*THE REQUEST*
Write out the listing beneath this instruction in its entirety, exactly as it reads.

Rows from a figure dataset:
** Begin **

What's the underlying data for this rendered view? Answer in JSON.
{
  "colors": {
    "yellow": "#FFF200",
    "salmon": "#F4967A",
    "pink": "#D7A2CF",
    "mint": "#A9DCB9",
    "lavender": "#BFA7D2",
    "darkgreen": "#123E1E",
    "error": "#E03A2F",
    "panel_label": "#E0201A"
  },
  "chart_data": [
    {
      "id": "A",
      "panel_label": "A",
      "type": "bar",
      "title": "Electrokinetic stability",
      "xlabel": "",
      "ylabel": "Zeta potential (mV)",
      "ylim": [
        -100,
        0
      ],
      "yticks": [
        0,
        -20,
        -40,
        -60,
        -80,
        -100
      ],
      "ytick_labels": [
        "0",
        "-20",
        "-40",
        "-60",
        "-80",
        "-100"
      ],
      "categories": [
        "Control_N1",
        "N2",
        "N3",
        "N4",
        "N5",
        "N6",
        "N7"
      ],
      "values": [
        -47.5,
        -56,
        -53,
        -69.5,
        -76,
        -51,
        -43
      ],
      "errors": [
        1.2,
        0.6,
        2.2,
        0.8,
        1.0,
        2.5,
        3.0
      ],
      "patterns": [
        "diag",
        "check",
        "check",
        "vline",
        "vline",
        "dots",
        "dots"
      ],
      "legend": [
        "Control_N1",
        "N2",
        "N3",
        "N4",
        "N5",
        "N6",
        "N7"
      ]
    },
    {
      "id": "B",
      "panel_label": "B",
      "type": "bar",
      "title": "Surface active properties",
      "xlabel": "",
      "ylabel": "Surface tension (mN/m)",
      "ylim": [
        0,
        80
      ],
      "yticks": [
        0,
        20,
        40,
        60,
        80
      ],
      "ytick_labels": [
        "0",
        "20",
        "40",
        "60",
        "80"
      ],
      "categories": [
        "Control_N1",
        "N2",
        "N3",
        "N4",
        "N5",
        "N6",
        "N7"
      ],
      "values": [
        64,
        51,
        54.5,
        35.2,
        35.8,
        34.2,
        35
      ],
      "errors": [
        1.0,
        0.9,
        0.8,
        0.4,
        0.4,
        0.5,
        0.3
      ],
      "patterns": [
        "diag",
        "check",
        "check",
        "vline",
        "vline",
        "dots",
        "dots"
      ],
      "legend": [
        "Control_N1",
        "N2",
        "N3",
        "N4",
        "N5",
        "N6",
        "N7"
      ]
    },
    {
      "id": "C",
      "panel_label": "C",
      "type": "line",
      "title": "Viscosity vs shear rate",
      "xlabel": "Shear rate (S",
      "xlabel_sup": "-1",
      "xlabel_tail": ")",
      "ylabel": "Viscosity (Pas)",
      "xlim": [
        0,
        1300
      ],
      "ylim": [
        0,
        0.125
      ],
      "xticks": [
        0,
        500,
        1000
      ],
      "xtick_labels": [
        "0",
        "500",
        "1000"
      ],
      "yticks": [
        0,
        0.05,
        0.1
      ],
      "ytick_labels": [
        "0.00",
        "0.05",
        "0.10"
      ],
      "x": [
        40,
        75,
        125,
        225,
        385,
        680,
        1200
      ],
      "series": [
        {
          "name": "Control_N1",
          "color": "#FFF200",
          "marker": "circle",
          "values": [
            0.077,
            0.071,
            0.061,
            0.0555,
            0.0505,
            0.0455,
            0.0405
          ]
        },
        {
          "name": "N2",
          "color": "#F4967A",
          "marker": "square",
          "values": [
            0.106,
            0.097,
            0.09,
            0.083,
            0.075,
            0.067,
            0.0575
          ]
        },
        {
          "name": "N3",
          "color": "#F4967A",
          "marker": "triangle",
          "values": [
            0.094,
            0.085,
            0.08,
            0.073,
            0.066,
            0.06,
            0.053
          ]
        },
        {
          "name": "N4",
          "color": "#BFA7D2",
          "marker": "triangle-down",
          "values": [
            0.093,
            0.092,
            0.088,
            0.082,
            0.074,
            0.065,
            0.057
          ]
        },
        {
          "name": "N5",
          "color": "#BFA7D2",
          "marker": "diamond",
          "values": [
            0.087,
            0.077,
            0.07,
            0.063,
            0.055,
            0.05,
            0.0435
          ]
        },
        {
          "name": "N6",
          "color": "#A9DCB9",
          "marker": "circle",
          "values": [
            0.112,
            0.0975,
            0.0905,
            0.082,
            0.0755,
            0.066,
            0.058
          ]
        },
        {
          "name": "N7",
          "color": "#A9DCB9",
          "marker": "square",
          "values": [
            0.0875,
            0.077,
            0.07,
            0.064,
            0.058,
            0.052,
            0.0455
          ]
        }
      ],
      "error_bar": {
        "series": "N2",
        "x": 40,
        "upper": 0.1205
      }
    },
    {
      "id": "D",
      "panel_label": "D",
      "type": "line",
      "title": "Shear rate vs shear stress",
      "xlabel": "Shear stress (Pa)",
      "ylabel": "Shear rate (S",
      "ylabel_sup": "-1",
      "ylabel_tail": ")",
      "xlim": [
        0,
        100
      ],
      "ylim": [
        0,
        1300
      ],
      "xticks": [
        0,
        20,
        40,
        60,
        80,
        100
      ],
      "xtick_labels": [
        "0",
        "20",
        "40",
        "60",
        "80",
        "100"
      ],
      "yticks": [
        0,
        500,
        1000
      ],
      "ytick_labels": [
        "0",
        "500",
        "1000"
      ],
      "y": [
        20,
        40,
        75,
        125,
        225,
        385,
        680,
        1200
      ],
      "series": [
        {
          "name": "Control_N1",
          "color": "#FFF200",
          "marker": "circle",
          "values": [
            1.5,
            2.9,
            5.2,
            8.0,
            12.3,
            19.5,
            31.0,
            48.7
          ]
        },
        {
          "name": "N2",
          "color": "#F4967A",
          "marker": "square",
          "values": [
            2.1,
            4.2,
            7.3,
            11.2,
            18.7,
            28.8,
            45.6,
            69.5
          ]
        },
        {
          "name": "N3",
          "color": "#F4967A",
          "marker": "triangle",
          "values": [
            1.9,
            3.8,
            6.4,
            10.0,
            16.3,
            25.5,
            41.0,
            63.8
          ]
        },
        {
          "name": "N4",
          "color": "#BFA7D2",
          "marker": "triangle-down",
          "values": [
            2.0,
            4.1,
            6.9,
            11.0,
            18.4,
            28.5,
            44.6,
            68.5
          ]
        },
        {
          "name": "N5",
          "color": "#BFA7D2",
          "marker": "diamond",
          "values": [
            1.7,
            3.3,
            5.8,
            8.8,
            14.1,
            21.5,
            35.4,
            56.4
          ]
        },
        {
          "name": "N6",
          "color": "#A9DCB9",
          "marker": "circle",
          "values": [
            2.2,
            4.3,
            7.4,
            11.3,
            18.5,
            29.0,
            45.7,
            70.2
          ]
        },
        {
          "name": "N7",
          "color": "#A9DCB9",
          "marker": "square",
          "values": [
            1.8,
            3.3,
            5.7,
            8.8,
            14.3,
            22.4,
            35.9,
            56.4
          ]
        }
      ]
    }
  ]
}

** End **

*FULL RESPONSE*
What's the underlying data for this rendered view? Answer in JSON.
{
  "colors": {
    "yellow": "#FFF200",
    "salmon": "#F4967A",
    "pink": "#D7A2CF",
    "mint": "#A9DCB9",
    "lavender": "#BFA7D2",
    "darkgreen": "#123E1E",
    "error": "#E03A2F",
    "panel_label": "#E0201A"
  },
  "chart_data": [
    {
      "id": "A",
      "panel_label": "A",
      "type": "bar",
      "title": "Electrokinetic stability",
      "xlabel": "",
      "ylabel": "Zeta potential (mV)",
      "ylim": [
        -100,
        0
      ],
      "yticks": [
        0,
        -20,
        -40,
        -60,
        -80,
        -100
      ],
      "ytick_labels": [
        "0",
        "-20",
        "-40",
        "-60",
        "-80",
        "-100"
      ],
      "categories": [
        "Control_N1",
        "N2",
        "N3",
        "N4",
        "N5",
        "N6",
        "N7"
      ],
      "values": [
        -47.5,
        -56,
        -53,
        -69.5,
        -76,
        -51,
        -43
      ],
      "errors": [
        1.2,
        0.6,
        2.2,
        0.8,
        1.0,
        2.5,
        3.0
      ],
      "patterns": [
        "diag",
        "check",
        "check",
        "vline",
        "vline",
        "dots",
        "dots"
      ],
      "legend": [
        "Control_N1",
        "N2",
        "N3",
        "N4",
        "N5",
        "N6",
        "N7"
      ]
    },
    {
      "id": "B",
      "panel_label": "B",
      "type": "bar",
      "title": "Surface active properties",
      "xlabel": "",
      "ylabel": "Surface tension (mN/m)",
      "ylim": [
        0,
        80
      ],
      "yticks": [
        0,
        20,
        40,
        60,
        80
      ],
      "ytick_labels": [
        "0",
        "20",
        "40",
        "60",
        "80"
      ],
      "categories": [
        "Control_N1",
        "N2",
        "N3",
        "N4",
        "N5",
        "N6",
        "N7"
      ],
      "values": [
        64,
        51,
        54.5,
        35.2,
        35.8,
        34.2,
        35
      ],
      "errors": [
        1.0,
        0.9,
        0.8,
        0.4,
        0.4,
        0.5,
        0.3
      ],
      "patterns": [
        "diag",
        "check",
        "check",
        "vline",
        "vline",
        "dots",
        "dots"
      ],
      "legend": [
        "Control_N1",
        "N2",
        "N3",
        "N4",
        "N5",
        "N6",
        "N7"
      ]
    },
    {
      "id": "C",
      "panel_label": "C",
      "type": "line",
      "title": "Viscosity vs shear rate",
      "xlabel": "Shear rate (S",
      "xlabel_sup": "-1",
      "xlabel_tail": ")",
      "ylabel": "Viscosity (Pas)",
      "xlim": [
        0,
        1300
      ],
      "ylim": [
        0,
        0.125
      ],
      "xticks": [
        0,
        500,
        1000
      ],
      "xtick_labels": [
        "0",
        "500",
        "1000"
      ],
      "yticks": [
        0,
        0.05,
        0.1
      ],
      "ytick_labels": [
        "0.00",
        "0.05",
        "0.10"
      ],
      "x": [
        40,
        75,
        125,
        225,
        385,
        680,
        1200
      ],
      "series": [
        {
          "name": "Control_N1",
          "color": "#FFF200",
          "marker": "circle",
          "values": [
            0.077,
            0.071,
            0.061,
            0.0555,
            0.0505,
            0.0455,
            0.0405
          ]
        },
        {
          "name": "N2",
          "color": "#F4967A",
          "marker": "square",
          "values": [
            0.106,
            0.097,
            0.09,
            0.083,
            0.075,
            0.067,
            0.0575
          ]
        },
        {
          "name": "N3",
          "color": "#F4967A",
          "marker": "triangle",
          "values": [
            0.094,
            0.085,
            0.08,
            0.073,
            0.066,
            0.06,
            0.053
          ]
        },
        {
          "name": "N4",
          "color": "#BFA7D2",
          "marker": "triangle-down",
          "values": [
            0.093,
            0.092,
            0.088,
            0.082,
            0.074,
            0.065,
            0.057
          ]
        },
        {
          "name": "N5",
          "color": "#BFA7D2",
          "marker": "diamond",
          "values": [
            0.087,
            0.077,
            0.07,
            0.063,
            0.055,
            0.05,
            0.0435
          ]
        },
        {
          "name": "N6",
          "color": "#A9DCB9",
          "marker": "circle",
          "values": [
            0.112,
            0.0975,
            0.0905,
            0.082,
            0.0755,
            0.066,
            0.058
          ]
        },
        {
          "name": "N7",
          "color": "#A9DCB9",
          "marker": "square",
          "values": [
            0.0875,
            0.077,
            0.07,
            0.064,
            0.058,
            0.052,
            0.0455
          ]
        }
      ],
      "error_bar": {
        "series": "N2",
        "x": 40,
        "upper": 0.1205
      }
    },
    {
      "id": "D",
      "panel_label": "D",
      "type": "line",
      "title": "Shear rate vs shear stress",
      "xlabel": "Shear stress (Pa)",
      "ylabel": "Shear rate (S",
      "ylabel_sup": "-1",
      "ylabel_tail": ")",
      "xlim": [
        0,
        100
      ],
      "ylim": [
        0,
        1300
      ],
      "xticks": [
        0,
        20,
        40,
        60,
        80,
        100
      ],
      "xtick_labels": [
        "0",
        "20",
        "40",
        "60",
        "80",
        "100"
      ],
      "yticks": [
        0,
        500,
        1000
      ],
      "ytick_labels": [
        "0",
        "500",
        "1000"
      ],
      "y": [
        20,
        40,
        75,
        125,
        225,
        385,
        680,
        1200
      ],
      "series": [
        {
          "name": "Control_N1",
          "color": "#FFF200",
          "marker": "circle",
          "values": [
            1.5,
            2.9,
            5.2,
            8.0,
            12.3,
            19.5,
            31.0,
            48.7
          ]
        },
        {
          "name": "N2",
          "color": "#F4967A",
          "marker": "square",
          "values": [
            2.1,
            4.2,
            7.3,
            11.2,
            18.7,
            28.8,
            45.6,
            69.5
          ]
        },
        {
          "name": "N3",
          "color": "#F4967A",
          "marker": "triangle",
          "values": [
            1.9,
            3.8,
            6.4,
            10.0,
            16.3,
            25.5,
            41.0,
            63.8
          ]
        },
        {
          "name": "N4",
          "color": "#BFA7D2",
          "marker": "triangle-down",
          "values": [
            2.0,
            4.1,
            6.9,
            11.0,
            18.4,
            28.5,
            44.6,
            68.5
          ]
        },
        {
          "name": "N5",
          "color": "#BFA7D2",
          "marker": "diamond",
          "values": [
            1.7,
            3.3,
            5.8,
            8.8,
            14.1,
            21.5,
            35.4,
            56.4
          ]
        },
        {
          "name": "N6",
          "color": "#A9DCB9",
          "marker": "circle",
          "values": [
            2.2,
            4.3,
            7.4,
            11.3,
            18.5,
            29.0,
            45.7,
            70.2
          ]
        },
        {
          "name": "N7",
          "color": "#A9DCB9",
          "marker": "square",
          "values": [
            1.8,
            3.3,
            5.7,
            8.8,
            14.3,
            22.4,
            35.9,
            56.4
          ]
        }
      ]
    }
  ]
}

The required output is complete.